** Dataset rows **
»»

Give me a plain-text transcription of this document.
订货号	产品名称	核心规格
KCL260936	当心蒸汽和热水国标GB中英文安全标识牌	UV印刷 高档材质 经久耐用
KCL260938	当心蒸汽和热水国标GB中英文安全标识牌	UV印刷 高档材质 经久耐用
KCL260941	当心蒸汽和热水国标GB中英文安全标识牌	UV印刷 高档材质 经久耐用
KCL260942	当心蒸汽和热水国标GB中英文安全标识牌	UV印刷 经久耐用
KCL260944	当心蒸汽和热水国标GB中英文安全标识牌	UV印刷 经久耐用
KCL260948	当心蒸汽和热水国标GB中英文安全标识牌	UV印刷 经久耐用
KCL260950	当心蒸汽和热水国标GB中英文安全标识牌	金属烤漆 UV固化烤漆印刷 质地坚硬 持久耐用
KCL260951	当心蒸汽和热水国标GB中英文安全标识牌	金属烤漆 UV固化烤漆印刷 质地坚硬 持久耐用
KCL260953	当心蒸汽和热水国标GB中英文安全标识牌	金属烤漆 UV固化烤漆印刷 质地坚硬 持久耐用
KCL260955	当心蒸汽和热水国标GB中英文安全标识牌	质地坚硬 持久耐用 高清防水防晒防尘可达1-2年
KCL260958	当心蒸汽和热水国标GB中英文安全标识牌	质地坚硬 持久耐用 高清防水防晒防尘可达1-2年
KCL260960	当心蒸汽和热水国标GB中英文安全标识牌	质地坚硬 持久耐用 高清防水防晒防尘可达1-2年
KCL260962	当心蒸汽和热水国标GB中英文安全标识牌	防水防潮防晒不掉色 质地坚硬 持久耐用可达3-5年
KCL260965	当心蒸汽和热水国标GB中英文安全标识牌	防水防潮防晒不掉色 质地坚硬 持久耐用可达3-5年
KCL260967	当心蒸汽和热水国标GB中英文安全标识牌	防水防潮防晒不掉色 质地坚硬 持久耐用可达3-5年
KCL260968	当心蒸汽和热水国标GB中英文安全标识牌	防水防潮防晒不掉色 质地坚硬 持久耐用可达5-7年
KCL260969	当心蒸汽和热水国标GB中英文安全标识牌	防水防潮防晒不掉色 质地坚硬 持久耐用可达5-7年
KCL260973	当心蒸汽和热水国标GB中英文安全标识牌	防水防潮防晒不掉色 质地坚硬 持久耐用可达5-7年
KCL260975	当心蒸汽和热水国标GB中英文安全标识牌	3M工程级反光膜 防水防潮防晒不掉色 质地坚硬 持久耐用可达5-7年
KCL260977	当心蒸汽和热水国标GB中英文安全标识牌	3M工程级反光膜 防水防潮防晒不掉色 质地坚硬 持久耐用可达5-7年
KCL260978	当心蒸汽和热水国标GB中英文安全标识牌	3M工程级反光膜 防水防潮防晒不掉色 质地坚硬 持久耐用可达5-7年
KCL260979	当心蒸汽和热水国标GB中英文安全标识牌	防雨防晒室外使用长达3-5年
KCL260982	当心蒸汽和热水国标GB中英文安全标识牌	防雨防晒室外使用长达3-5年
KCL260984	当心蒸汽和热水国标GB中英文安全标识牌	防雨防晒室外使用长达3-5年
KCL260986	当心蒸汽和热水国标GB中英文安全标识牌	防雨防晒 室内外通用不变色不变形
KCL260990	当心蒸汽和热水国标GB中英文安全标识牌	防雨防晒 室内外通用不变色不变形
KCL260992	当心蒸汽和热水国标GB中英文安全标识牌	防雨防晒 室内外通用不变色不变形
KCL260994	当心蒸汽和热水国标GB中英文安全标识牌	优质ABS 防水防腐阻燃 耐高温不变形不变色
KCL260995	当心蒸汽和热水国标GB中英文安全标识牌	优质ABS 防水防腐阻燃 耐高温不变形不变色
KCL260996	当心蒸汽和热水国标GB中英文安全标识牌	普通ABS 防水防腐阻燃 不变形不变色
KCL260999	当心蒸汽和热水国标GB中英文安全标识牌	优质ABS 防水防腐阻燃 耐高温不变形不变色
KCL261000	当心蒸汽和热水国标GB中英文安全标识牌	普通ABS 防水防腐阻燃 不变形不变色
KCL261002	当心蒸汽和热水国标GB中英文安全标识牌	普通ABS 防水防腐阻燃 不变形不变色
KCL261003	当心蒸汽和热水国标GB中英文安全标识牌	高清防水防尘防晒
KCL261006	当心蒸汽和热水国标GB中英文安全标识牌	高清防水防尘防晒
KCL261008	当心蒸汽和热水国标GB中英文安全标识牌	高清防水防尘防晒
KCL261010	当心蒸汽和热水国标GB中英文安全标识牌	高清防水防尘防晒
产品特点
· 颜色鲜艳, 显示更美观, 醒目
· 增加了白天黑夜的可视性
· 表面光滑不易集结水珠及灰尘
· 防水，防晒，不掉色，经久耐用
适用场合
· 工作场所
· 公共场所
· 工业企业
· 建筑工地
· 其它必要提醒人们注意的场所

««

** EXERCISE DESCRIPTION **
Say the number of lines in the records above that include the string "优质ABS", and no more.

** TASK OUTPUT **
3